**Short task**
Leave out any picture and return the remaining listing below exactly as given.

---*---

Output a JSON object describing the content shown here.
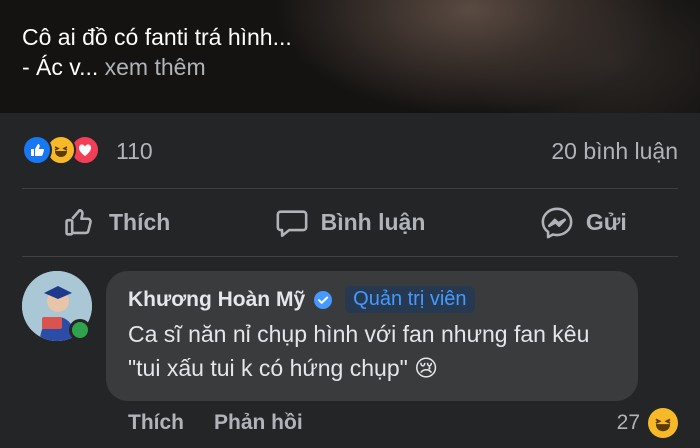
{
  "post": {
    "caption_line1": "Cô ai đồ có fanti trá hình...",
    "caption_line2": "- Ác v...",
    "see_more": "xem thêm"
  },
  "reactions": {
    "icons": [
      "like-icon",
      "haha-icon",
      "love-icon"
    ],
    "count": "110",
    "comments_count": "20 bình luận"
  },
  "actions": {
    "like": "Thích",
    "comment": "Bình luận",
    "send": "Gửi"
  },
  "comment": {
    "author": "Khương Hoàn Mỹ",
    "badge": "Quản trị viên",
    "text": "Ca sĩ năn nỉ chụp hình với fan nhưng fan kêu \"tui xấu tui k có hứng chụp\" 😢",
    "like_label": "Thích",
    "reply_label": "Phản hồi",
    "reaction_count": "27"
  },
  "colors": {
    "background": "#242526",
    "bubble": "#3a3b3c",
    "text": "#e4e6eb",
    "muted": "#b0b3b8",
    "like_blue": "#1877f2",
    "haha_yellow": "#f7b928",
    "love_red": "#f33e58",
    "online_green": "#31a24c",
    "badge_blue": "#4599ff"
  }
}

---*---

**Solution to this exercise**
Output a JSON object describing the content shown here.
{
  "post": {
    "caption_line1": "Cô ai đồ có fanti trá hình...",
    "caption_line2": "- Ác v...",
    "see_more": "xem thêm"
  },
  "reactions": {
    "icons": [
      "like-icon",
      "haha-icon",
      "love-icon"
    ],
    "count": "110",
    "comments_count": "20 bình luận"
  },
  "actions": {
    "like": "Thích",
    "comment": "Bình luận",
    "send": "Gửi"
  },
  "comment": {
    "author": "Khương Hoàn Mỹ",
    "badge": "Quản trị viên",
    "text": "Ca sĩ năn nỉ chụp hình với fan nhưng fan kêu \"tui xấu tui k có hứng chụp\" 😢",
    "like_label": "Thích",
    "reply_label": "Phản hồi",
    "reaction_count": "27"
  },
  "colors": {
    "background": "#242526",
    "bubble": "#3a3b3c",
    "text": "#e4e6eb",
    "muted": "#b0b3b8",
    "like_blue": "#1877f2",
    "haha_yellow": "#f7b928",
    "love_red": "#f33e58",
    "online_green": "#31a24c",
    "badge_blue": "#4599ff"
  }
}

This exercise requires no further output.